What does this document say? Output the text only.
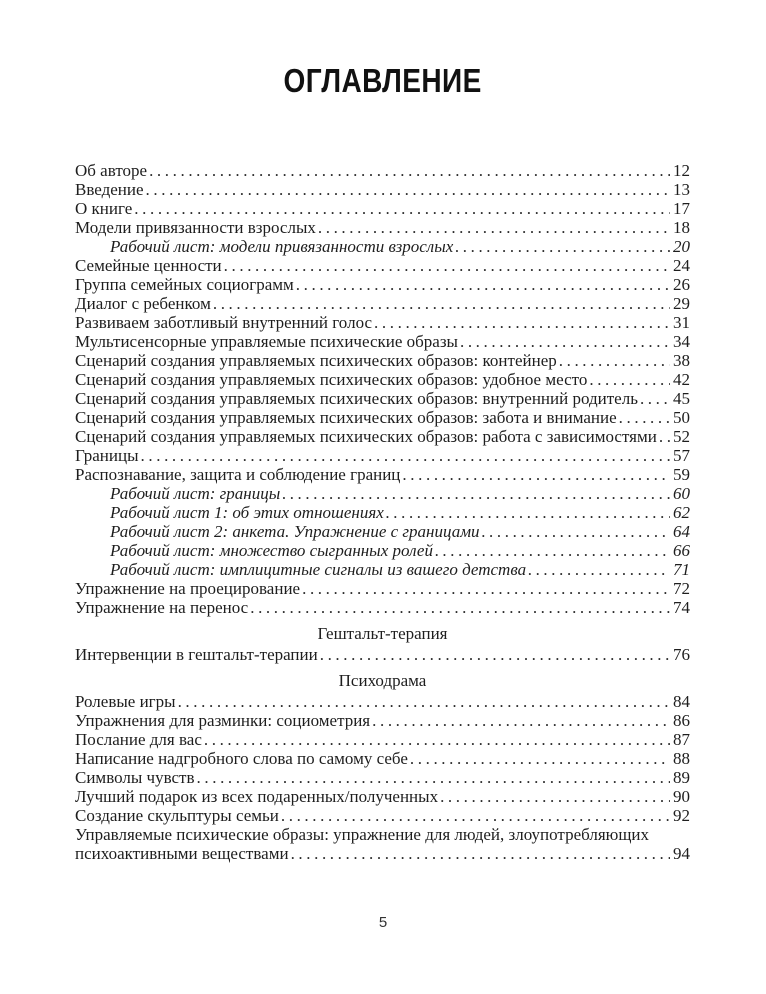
ОГЛАВЛЕНИЕ
Об авторе .....	12
Введение .....	13
О книге .....	17
Модели привязанности взрослых .....	18
Рабочий лист: модели привязанности взрослых .....	20
Семейные ценности .....	24
Группа семейных социограмм .....	26
Диалог с ребенком .....	29
Развиваем заботливый внутренний голос .....	31
Мультисенсорные управляемые психические образы .....	34
Сценарий создания управляемых психических образов: контейнер .....	38
Сценарий создания управляемых психических образов: удобное место .....	42
Сценарий создания управляемых психических образов: внутренний родитель ..... 45
Сценарий создания управляемых психических образов: забота и внимание .....	50
Сценарий создания управляемых психических образов: работа с зависимостями ..... 52
Границы .....	57
Распознавание, защита и соблюдение границ .....	59
Рабочий лист: границы .....	60
Рабочий лист 1: об этих отношениях .....	62
Рабочий лист 2: анкета. Упражнение с границами .....	64
Рабочий лист: множество сыгранных ролей .....	66
Рабочий лист: имплицитные сигналы из вашего детства .....	71
Упражнение на проецирование .....	72
Упражнение на перенос .....	74
Гештальт-терапия
Интервенции в гештальт-терапии .....	76
Психодрама
Ролевые игры .....	84
Упражнения для разминки: социометрия .....	86
Послание для вас .....	87
Написание надгробного слова по самому себе .....	88
Символы чувств .....	89
Лучший подарок из всех подаренных/полученных .....	90
Создание скульптуры семьи .....	92
Управляемые психические образы: упражнение для людей, злоупотребляющих
психоактивными веществами .....	94
5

::::

Using the data above, print every line exactly, omitting pictures.

**Response for this exercise**
What does this document say? Output the text only.
ОГЛАВЛЕНИЕ
Об авторе .....	12
Введение .....	13
О книге .....	17
Модели привязанности взрослых .....	18
Рабочий лист: модели привязанности взрослых .....	20
Семейные ценности .....	24
Группа семейных социограмм .....	26
Диалог с ребенком .....	29
Развиваем заботливый внутренний голос .....	31
Мультисенсорные управляемые психические образы .....	34
Сценарий создания управляемых психических образов: контейнер .....	38
Сценарий создания управляемых психических образов: удобное место .....	42
Сценарий создания управляемых психических образов: внутренний родитель ..... 45
Сценарий создания управляемых психических образов: забота и внимание .....	50
Сценарий создания управляемых психических образов: работа с зависимостями ..... 52
Границы .....	57
Распознавание, защита и соблюдение границ .....	59
Рабочий лист: границы .....	60
Рабочий лист 1: об этих отношениях .....	62
Рабочий лист 2: анкета. Упражнение с границами .....	64
Рабочий лист: множество сыгранных ролей .....	66
Рабочий лист: имплицитные сигналы из вашего детства .....	71
Упражнение на проецирование .....	72
Упражнение на перенос .....	74
Гештальт-терапия
Интервенции в гештальт-терапии .....	76
Психодрама
Ролевые игры .....	84
Упражнения для разминки: социометрия .....	86
Послание для вас .....	87
Написание надгробного слова по самому себе .....	88
Символы чувств .....	89
Лучший подарок из всех подаренных/полученных .....	90
Создание скульптуры семьи .....	92
Управляемые психические образы: упражнение для людей, злоупотребляющих
психоактивными веществами .....	94
5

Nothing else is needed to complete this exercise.